- Required work
From the listing below, return each line that includes "this".

- Extracted data

──────

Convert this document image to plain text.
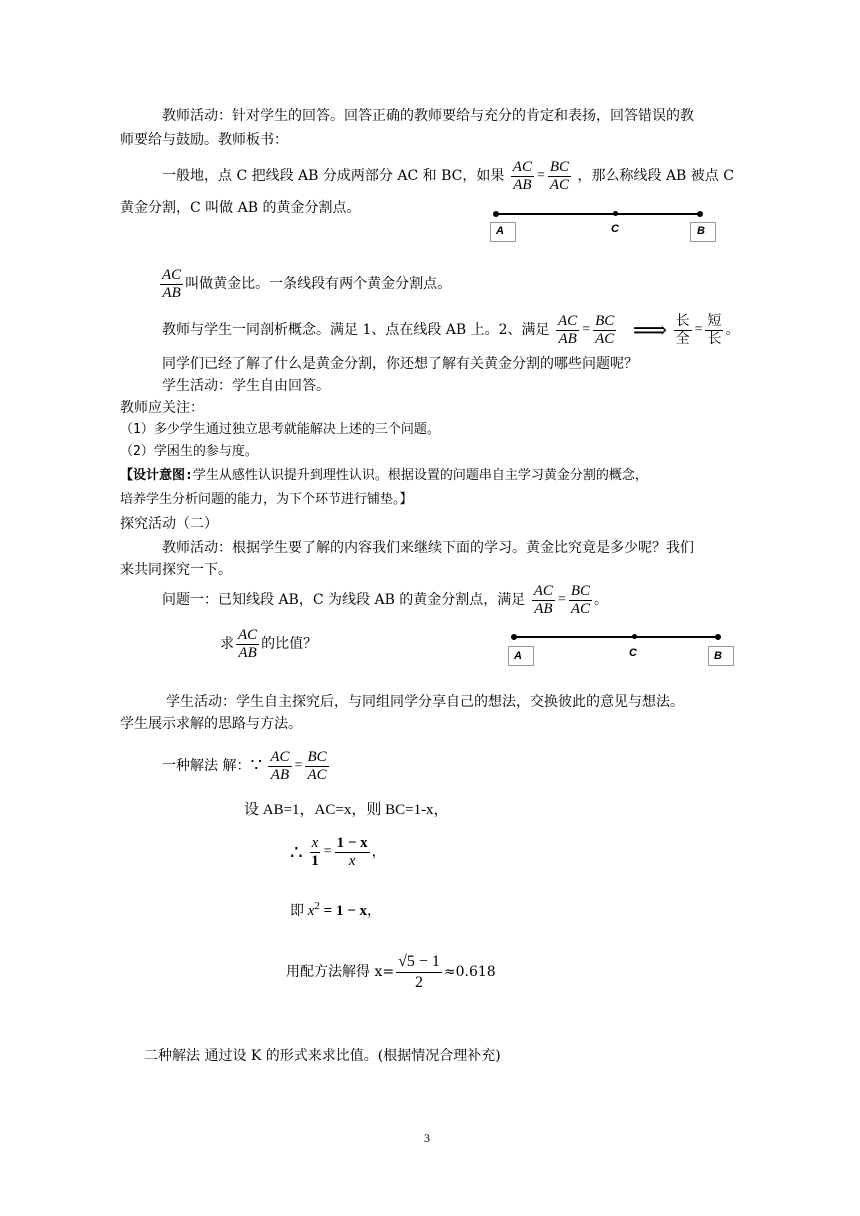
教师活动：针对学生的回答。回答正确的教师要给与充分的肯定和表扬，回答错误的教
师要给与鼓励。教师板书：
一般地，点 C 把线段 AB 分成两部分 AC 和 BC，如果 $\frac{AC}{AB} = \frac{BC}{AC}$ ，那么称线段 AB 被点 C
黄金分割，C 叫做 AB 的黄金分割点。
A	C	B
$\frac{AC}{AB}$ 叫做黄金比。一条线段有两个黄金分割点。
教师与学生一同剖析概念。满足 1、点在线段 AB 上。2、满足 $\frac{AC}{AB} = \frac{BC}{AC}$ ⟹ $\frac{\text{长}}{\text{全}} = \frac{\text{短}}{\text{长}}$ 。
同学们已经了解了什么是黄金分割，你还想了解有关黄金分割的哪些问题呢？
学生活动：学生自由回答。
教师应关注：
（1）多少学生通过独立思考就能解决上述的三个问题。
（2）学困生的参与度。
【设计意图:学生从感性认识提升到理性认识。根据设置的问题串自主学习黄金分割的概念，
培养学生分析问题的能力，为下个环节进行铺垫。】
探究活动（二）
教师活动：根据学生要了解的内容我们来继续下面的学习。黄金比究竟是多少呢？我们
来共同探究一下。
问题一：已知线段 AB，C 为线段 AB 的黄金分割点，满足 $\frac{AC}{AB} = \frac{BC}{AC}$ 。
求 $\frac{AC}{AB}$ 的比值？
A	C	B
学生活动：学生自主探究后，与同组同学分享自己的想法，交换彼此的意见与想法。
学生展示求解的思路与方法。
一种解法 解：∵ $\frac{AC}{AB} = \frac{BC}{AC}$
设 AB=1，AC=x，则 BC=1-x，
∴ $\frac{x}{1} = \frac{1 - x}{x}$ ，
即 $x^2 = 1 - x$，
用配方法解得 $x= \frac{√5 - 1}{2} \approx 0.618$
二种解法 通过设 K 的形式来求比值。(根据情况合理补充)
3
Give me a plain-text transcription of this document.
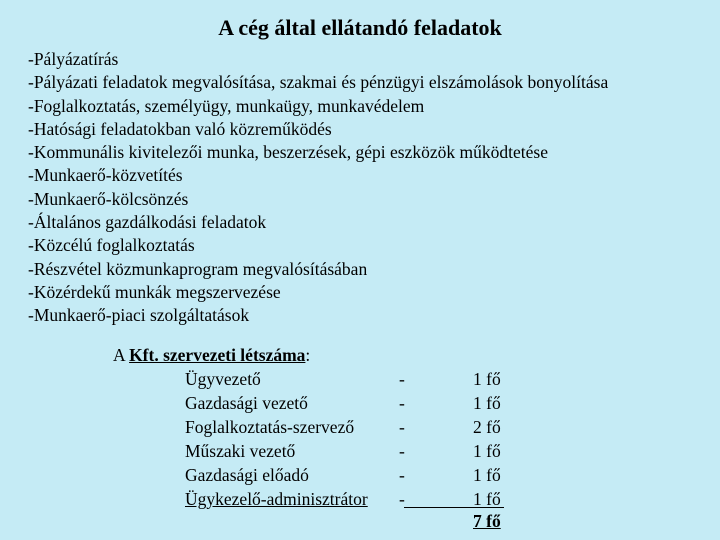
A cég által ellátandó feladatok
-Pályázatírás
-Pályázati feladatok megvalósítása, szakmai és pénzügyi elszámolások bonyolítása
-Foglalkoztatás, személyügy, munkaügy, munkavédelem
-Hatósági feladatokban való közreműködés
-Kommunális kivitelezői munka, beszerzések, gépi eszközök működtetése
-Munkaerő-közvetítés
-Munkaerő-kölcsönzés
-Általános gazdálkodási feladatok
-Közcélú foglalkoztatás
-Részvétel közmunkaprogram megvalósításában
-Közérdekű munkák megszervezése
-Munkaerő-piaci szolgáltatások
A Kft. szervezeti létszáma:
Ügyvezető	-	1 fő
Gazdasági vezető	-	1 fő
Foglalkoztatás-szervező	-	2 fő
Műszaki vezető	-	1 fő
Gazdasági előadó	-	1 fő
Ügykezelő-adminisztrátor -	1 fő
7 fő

──────

- Final answer
Convert this document image to plain text.
Give me a plain-text transcription of this document.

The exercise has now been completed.